This review of Lainey Feingold’s book, Structured Negotiation, A Winning Alternative to Lawsuits, was published in the Summer issue of Dispute Resolution Magazine, a publication of the Dispute Resolution Section of the American Bar Association. It is available in PDF format on the ABA’s website.
- Jump to a Simplified Summary of this Document, a feature of LFLegal.com designed to meet WCAG Success Criteria 3.1.5 (a WCAG 2.0 AAA Reading Level requirement).
Books from the ABA
Section of Dispute Resolution
Structured Negotiation: A Winning Alternative
to Lawsuits, by Lainey Feingold (ABA 2016)
Structured negotiation is a systematic framework for resolving legal claims. Its approach is predicated on the belief that by using an agreed-upon, repeatable structure for discussing and addressing legal claims, stakeholders can, without filing a lawsuit, equitably and cost-effectively resolve their concerns.

_ _ _ _

■ Directions: Output the part of the review from "This review of" up to and including "Reading Level requirement).", without changing any of the wording. The data that comes next has no connection to the review above.

_ _ _ _

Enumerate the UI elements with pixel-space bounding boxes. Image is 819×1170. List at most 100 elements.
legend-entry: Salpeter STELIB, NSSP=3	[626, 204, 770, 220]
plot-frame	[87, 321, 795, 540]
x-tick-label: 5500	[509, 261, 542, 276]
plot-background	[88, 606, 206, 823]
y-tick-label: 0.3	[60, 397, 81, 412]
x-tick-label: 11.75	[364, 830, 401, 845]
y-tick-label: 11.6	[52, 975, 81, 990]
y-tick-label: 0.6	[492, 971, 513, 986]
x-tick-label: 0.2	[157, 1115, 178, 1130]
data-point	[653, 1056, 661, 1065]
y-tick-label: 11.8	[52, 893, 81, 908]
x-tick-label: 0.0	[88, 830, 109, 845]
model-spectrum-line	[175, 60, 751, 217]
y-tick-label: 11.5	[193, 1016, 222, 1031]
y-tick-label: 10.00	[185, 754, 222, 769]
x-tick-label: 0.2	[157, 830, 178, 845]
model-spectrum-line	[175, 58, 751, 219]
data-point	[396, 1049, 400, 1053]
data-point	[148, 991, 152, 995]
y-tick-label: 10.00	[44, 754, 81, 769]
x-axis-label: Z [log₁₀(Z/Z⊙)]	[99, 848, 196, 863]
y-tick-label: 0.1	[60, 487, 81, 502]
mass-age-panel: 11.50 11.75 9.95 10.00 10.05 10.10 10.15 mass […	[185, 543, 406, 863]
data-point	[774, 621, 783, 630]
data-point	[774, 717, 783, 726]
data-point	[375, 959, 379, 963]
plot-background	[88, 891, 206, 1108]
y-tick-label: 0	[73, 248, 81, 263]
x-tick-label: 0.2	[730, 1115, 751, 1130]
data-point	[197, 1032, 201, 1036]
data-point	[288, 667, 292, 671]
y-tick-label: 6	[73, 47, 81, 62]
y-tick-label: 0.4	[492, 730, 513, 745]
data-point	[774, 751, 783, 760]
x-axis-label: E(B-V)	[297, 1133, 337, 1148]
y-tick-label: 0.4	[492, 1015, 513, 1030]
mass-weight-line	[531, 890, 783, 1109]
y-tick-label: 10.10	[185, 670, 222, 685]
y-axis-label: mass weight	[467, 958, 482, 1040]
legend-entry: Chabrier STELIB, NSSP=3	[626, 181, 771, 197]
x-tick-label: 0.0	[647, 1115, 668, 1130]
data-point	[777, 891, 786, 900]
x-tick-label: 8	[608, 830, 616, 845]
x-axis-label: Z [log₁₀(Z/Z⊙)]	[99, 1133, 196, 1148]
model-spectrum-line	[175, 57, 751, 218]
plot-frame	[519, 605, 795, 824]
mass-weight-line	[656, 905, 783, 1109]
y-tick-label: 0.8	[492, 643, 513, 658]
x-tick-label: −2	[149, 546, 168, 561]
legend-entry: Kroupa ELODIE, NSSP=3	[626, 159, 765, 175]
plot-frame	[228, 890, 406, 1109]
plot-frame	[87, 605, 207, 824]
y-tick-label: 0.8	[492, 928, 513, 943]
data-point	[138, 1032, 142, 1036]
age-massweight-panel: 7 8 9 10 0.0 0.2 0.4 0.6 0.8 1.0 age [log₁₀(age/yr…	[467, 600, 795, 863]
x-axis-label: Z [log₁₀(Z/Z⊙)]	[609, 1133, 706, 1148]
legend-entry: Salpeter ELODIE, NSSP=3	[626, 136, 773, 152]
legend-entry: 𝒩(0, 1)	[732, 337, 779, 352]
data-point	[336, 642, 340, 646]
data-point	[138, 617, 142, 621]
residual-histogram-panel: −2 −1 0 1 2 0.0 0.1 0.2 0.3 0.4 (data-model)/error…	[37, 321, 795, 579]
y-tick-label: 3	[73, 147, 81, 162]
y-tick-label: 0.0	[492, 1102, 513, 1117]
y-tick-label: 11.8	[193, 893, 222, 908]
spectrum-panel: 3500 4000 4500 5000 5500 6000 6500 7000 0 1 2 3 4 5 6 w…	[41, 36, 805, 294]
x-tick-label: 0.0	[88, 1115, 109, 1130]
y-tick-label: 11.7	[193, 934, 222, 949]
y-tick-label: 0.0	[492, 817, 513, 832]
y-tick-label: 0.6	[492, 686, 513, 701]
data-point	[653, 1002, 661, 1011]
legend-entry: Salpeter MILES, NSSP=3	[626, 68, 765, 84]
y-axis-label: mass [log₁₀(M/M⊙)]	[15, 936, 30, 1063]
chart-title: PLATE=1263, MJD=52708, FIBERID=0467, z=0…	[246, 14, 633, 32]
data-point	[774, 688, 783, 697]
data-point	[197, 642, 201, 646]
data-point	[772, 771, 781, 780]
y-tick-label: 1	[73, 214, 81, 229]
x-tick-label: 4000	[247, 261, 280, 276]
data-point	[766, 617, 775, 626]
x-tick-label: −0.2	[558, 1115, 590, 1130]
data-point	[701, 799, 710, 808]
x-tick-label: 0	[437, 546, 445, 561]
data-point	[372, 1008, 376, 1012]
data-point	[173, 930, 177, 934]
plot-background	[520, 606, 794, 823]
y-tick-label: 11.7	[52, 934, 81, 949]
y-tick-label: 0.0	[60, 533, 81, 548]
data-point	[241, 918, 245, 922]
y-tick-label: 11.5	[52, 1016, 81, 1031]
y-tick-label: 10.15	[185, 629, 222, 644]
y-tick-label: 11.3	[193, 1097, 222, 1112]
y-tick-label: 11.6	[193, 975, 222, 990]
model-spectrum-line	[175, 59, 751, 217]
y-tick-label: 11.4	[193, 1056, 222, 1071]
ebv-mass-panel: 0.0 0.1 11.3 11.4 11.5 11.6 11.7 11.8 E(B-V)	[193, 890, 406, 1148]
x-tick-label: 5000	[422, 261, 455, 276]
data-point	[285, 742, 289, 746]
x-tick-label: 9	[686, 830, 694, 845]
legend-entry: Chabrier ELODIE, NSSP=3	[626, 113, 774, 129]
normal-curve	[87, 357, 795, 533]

_ _ _ _

■ Solution:
This review of Lainey Feingold’s book, Structured Negotiation, A Winning Alternative to Lawsuits, was published in the Summer issue of Dispute Resolution Magazine, a publication of the Dispute Resolution Section of the American Bar Association. It is available in PDF format on the ABA’s website.
- Jump to a Simplified Summary of this Document, a feature of LFLegal.com designed to meet WCAG Success Criteria 3.1.5 (a WCAG 2.0 AAA Reading Level requirement).